Exercise materials:
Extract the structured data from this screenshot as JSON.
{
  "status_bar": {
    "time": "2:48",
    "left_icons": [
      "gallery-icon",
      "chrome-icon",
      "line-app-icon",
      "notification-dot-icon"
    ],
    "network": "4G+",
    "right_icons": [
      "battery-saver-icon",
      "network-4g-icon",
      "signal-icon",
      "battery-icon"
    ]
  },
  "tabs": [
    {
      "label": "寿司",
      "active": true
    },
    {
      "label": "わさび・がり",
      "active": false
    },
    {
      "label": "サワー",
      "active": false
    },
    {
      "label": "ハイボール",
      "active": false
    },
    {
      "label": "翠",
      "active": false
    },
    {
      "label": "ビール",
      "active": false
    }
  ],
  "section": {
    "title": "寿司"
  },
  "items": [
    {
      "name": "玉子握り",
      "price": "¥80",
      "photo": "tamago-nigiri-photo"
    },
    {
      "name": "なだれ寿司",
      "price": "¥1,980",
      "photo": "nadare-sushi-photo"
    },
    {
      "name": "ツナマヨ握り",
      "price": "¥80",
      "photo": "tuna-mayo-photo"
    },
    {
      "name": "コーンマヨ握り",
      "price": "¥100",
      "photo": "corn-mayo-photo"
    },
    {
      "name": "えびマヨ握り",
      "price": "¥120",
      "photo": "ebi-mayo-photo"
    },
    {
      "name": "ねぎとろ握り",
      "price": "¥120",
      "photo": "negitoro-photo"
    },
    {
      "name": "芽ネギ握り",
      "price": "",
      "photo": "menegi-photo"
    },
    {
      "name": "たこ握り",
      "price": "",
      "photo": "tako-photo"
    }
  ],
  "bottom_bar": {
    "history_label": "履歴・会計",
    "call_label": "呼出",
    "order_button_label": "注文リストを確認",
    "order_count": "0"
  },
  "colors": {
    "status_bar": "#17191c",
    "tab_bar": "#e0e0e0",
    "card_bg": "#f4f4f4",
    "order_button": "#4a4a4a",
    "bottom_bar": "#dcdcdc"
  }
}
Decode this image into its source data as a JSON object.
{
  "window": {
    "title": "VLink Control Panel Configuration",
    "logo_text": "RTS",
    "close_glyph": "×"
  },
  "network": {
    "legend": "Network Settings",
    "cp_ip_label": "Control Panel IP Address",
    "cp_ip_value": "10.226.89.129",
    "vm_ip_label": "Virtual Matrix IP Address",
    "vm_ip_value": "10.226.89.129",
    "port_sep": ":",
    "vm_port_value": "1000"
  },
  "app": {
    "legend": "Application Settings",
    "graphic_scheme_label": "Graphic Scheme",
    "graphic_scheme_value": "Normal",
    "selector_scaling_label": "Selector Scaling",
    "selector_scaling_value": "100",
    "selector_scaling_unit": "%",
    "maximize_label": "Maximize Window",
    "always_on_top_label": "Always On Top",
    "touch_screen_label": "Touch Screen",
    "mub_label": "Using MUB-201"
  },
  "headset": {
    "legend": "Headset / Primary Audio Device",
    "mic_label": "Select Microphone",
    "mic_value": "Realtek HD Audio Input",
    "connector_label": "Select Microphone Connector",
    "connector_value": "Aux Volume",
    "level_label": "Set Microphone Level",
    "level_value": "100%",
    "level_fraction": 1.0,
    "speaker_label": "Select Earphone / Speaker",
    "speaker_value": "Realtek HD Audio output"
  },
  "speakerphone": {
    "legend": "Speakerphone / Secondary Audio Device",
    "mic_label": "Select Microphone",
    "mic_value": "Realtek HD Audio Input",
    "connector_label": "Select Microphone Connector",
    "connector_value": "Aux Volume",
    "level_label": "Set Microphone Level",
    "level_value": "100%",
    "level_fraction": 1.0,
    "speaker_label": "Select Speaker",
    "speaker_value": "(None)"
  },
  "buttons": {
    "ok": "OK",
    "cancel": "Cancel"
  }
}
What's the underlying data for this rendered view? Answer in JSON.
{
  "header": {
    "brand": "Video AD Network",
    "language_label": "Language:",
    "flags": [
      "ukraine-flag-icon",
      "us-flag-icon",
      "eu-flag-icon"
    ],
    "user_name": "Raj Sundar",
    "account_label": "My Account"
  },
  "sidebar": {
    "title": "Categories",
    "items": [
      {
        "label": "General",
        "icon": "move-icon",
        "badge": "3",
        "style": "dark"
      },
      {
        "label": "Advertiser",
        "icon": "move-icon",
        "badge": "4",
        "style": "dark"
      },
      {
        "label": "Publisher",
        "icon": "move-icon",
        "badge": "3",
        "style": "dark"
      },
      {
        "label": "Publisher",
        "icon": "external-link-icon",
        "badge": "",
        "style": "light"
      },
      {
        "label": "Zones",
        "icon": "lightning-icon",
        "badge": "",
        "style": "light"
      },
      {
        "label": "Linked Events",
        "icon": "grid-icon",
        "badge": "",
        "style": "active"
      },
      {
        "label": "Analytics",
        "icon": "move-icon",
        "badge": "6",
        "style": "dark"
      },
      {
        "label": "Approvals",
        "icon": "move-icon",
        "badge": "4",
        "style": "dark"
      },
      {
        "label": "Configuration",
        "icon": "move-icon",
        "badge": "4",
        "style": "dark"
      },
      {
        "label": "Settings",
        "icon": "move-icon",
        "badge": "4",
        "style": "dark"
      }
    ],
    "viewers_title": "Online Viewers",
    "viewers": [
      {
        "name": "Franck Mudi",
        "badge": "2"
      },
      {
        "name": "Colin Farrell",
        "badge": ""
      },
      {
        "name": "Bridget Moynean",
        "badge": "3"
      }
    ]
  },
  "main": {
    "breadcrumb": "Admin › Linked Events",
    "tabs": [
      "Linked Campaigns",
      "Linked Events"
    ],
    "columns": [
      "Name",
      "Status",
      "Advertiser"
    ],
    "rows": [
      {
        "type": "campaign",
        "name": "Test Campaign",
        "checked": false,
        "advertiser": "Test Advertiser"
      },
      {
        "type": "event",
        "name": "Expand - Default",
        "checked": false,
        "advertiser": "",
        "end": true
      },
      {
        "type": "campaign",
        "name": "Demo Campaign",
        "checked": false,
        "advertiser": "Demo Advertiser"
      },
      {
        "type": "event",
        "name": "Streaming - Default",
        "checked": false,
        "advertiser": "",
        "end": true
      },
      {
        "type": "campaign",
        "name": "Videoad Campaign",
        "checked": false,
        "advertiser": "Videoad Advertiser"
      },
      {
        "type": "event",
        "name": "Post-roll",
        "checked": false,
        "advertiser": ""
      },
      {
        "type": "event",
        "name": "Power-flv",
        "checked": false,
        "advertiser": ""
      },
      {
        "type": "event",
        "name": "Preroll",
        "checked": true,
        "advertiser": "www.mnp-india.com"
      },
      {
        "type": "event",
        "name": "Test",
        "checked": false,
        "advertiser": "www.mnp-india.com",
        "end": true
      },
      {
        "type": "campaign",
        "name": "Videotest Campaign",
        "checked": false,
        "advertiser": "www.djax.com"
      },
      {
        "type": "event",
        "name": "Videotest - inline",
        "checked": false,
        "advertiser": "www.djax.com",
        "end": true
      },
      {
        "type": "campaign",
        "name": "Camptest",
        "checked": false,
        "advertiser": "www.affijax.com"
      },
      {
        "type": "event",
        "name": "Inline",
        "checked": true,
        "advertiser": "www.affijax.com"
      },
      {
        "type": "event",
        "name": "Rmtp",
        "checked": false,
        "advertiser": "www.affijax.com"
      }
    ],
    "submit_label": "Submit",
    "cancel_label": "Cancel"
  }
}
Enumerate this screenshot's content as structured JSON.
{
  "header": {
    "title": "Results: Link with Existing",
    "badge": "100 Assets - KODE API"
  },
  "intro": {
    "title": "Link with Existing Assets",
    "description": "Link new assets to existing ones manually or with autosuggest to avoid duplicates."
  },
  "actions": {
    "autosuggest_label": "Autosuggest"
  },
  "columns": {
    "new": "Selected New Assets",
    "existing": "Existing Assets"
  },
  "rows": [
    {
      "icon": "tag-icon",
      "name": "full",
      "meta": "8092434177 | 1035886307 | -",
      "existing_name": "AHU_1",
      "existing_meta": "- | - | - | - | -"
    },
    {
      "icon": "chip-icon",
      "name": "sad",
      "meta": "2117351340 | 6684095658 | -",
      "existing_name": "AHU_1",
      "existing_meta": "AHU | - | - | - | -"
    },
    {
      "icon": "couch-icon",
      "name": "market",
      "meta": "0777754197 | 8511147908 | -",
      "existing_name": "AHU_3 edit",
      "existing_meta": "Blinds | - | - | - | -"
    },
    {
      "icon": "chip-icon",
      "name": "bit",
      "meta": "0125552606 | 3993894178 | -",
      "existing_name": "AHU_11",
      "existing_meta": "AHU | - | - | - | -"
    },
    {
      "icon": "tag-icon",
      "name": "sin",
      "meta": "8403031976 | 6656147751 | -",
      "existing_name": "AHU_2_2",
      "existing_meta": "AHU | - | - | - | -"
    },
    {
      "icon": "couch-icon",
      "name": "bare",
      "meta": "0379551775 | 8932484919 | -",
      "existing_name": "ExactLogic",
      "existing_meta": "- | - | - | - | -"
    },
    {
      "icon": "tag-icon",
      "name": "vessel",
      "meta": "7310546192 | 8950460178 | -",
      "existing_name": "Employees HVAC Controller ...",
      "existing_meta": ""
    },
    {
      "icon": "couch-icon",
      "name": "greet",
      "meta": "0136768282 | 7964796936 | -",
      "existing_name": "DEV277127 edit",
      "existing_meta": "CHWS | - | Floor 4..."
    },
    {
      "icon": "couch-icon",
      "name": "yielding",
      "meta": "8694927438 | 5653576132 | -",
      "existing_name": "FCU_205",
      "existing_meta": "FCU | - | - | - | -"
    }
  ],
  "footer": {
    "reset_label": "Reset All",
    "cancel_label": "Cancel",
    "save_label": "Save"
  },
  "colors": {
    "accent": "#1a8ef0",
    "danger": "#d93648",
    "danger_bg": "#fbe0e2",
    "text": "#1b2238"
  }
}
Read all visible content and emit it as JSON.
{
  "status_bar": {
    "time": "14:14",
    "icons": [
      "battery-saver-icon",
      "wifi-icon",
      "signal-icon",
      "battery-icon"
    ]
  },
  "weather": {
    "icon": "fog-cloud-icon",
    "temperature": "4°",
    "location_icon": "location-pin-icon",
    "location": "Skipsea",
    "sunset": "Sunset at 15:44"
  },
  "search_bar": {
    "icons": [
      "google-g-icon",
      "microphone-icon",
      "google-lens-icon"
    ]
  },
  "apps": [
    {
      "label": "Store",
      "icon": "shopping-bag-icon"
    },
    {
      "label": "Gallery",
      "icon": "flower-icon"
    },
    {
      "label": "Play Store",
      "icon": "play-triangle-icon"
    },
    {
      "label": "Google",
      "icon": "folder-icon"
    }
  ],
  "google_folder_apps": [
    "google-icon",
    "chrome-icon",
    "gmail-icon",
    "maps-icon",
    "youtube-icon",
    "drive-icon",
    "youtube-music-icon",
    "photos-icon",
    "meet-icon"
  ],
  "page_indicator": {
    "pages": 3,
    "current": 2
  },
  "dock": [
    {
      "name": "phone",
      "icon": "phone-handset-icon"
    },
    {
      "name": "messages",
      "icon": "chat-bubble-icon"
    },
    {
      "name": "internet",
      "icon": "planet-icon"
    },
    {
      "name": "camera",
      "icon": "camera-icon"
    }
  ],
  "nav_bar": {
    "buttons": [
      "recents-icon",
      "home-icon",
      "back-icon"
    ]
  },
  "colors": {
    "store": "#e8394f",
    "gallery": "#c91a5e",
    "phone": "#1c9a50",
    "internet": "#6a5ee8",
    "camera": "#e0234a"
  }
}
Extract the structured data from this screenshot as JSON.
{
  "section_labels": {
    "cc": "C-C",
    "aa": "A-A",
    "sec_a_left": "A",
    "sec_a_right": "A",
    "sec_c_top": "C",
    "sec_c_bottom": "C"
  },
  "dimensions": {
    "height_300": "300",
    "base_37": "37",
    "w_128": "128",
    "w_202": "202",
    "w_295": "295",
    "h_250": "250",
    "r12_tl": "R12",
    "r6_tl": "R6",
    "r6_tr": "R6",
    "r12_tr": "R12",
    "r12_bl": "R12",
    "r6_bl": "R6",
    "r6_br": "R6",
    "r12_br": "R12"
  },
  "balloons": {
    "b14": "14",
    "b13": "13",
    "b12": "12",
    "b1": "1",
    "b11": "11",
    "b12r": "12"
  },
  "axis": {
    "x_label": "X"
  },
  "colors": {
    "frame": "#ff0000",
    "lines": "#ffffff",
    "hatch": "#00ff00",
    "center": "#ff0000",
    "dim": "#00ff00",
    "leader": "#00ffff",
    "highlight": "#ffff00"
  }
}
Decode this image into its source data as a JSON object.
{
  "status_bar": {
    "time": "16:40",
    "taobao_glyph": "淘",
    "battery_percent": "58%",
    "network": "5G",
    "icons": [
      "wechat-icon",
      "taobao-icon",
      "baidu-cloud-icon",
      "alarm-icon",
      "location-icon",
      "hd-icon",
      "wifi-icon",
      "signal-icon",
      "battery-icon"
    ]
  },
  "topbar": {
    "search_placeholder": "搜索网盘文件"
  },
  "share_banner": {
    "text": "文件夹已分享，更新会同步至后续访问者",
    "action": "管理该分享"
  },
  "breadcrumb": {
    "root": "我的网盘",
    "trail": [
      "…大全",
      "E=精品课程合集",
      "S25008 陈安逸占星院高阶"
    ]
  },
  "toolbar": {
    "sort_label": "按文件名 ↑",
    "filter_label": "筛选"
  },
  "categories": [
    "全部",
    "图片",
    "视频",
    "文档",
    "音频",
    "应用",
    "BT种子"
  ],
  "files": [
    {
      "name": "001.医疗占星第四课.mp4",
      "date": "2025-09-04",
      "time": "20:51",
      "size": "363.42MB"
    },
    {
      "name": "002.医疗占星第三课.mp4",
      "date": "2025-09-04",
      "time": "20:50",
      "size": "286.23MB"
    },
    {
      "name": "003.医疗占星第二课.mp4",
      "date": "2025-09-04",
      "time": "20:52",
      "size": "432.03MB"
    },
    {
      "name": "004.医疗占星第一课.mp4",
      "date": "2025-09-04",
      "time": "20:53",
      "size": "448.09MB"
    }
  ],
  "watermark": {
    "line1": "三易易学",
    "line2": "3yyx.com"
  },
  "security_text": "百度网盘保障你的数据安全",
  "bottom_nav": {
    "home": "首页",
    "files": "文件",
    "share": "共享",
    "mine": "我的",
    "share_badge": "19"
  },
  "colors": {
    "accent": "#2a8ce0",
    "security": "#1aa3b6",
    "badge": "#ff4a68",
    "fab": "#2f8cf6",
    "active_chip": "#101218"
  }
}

What is asked:
Copy each line above that contains the string "Events".

Answer to this exercise:
        "label": "Linked Events",
    "breadcrumb": "Admin › Linked Events",
      "Linked Events"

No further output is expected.